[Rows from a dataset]
□ □ □ □
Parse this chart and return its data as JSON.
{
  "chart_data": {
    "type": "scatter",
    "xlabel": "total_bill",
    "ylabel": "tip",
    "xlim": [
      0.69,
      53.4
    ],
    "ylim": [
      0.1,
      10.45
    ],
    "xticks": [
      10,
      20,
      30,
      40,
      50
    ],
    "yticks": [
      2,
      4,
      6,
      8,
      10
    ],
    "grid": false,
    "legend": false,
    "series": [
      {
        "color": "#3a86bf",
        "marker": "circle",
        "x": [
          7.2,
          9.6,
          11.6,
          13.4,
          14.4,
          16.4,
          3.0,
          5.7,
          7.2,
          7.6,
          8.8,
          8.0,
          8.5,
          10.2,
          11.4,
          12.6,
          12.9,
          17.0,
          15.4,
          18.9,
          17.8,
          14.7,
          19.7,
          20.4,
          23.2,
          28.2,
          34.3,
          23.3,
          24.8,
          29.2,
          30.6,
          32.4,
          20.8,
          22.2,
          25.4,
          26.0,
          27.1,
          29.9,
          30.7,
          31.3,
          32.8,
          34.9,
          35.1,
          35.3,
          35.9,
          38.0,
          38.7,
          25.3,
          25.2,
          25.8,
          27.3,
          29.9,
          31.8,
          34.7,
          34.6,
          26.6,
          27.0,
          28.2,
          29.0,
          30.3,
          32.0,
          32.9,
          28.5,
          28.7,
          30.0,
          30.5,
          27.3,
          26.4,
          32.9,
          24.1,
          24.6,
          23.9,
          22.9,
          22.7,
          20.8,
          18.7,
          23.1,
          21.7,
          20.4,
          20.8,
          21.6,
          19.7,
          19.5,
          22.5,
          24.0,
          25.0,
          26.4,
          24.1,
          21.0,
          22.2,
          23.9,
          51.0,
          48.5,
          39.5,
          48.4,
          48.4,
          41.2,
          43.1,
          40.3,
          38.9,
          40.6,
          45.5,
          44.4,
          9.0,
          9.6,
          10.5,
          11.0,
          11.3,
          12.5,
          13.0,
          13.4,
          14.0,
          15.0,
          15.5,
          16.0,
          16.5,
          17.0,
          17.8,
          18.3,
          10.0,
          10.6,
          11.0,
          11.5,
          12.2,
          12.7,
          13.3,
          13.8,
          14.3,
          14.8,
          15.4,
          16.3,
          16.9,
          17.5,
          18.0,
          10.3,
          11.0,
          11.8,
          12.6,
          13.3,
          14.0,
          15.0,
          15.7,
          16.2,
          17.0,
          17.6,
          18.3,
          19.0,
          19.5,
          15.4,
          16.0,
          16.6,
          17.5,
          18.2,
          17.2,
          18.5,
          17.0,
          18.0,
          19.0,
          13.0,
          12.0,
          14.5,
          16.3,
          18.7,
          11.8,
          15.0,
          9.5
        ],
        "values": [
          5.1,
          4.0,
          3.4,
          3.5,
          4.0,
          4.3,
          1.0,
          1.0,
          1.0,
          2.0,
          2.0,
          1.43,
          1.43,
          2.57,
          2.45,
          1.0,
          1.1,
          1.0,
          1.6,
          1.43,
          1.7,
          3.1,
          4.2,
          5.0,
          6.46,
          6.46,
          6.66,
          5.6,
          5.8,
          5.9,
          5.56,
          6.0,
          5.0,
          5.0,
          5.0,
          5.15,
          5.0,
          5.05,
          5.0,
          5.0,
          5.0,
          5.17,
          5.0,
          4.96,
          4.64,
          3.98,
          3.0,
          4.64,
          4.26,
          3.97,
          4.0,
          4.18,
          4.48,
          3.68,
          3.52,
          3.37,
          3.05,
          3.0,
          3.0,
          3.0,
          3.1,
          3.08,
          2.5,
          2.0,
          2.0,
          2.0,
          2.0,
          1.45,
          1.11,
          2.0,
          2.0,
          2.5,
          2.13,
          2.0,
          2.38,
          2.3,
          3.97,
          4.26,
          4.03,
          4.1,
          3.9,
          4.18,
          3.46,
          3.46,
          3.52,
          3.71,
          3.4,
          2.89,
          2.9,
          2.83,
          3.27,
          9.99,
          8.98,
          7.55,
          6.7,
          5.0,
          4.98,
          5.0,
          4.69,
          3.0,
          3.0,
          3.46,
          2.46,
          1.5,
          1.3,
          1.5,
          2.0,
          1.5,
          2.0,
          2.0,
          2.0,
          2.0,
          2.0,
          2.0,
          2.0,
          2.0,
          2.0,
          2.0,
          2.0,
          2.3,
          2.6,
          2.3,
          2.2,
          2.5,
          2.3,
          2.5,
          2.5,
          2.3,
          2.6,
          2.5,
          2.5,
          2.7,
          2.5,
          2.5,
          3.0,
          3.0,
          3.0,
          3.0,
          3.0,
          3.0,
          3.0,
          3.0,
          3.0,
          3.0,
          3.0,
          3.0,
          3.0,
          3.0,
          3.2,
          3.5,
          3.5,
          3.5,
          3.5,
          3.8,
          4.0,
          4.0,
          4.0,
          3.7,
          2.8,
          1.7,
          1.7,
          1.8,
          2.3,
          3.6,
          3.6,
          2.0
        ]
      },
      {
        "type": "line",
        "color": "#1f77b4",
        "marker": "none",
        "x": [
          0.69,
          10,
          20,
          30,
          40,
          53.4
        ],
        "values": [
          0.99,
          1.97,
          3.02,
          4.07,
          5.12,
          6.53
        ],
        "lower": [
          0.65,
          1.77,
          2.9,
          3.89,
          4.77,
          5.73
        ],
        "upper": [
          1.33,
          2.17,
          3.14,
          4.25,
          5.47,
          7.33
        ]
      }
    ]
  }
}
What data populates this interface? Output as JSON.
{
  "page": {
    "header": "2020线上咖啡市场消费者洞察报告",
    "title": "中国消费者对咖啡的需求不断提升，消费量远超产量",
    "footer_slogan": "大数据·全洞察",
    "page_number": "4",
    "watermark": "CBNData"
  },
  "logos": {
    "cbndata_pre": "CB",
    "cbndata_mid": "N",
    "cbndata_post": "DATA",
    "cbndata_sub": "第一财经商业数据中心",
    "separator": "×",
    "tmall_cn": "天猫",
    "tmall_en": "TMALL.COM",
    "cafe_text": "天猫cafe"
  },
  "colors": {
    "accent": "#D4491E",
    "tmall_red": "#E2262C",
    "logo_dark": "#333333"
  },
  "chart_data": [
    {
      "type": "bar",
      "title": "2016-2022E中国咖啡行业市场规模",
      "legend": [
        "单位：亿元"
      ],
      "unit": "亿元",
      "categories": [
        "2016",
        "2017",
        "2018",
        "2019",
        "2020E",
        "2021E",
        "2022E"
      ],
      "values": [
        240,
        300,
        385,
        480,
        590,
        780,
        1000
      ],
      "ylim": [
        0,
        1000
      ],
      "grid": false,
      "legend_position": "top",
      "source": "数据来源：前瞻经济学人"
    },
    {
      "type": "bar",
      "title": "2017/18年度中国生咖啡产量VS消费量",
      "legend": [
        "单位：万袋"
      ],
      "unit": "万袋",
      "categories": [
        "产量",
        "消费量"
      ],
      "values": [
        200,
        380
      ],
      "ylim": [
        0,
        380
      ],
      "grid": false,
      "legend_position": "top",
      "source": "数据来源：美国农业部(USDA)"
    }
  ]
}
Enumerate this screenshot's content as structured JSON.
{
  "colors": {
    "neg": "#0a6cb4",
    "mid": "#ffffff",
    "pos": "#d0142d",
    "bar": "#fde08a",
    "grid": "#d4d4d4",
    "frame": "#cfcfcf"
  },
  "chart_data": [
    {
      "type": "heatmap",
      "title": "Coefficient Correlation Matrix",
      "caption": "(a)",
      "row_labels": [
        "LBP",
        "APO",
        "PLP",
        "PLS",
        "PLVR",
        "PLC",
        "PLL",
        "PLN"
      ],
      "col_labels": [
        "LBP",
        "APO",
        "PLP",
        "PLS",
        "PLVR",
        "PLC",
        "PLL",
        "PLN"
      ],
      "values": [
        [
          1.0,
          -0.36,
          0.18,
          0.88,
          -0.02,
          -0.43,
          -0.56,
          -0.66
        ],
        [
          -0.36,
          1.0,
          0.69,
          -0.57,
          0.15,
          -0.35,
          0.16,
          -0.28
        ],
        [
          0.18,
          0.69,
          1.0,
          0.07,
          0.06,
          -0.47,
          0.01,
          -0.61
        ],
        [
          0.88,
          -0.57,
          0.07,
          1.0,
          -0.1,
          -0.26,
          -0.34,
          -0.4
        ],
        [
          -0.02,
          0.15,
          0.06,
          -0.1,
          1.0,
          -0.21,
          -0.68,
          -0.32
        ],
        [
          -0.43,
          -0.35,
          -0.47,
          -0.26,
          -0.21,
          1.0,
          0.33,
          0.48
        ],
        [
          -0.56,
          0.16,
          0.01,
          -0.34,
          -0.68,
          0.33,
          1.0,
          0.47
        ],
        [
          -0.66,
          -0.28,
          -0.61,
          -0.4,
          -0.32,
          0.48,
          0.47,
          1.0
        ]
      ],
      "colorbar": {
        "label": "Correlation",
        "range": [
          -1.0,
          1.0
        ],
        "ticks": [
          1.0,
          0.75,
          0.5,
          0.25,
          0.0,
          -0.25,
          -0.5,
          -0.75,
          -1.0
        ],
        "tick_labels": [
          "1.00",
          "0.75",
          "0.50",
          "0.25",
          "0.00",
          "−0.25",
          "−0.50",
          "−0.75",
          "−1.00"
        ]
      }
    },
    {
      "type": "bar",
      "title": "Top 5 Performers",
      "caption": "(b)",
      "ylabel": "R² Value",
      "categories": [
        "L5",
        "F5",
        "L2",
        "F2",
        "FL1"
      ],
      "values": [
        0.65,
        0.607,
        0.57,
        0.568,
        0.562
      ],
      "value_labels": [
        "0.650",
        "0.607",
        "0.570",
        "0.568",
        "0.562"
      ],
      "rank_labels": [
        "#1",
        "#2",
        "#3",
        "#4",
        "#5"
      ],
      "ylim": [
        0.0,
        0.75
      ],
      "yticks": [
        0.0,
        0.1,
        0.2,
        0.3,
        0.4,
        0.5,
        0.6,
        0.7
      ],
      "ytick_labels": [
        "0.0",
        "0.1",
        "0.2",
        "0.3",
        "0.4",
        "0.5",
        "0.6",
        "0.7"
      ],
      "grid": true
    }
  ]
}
□ □ □ □
▶ **Aim of the exercise**: Find the lines above that include the string "false" and copy them.

▶ **Output for this exercise**:
    "grid": false,
    "legend": false,
      "grid": false,
      "grid": false,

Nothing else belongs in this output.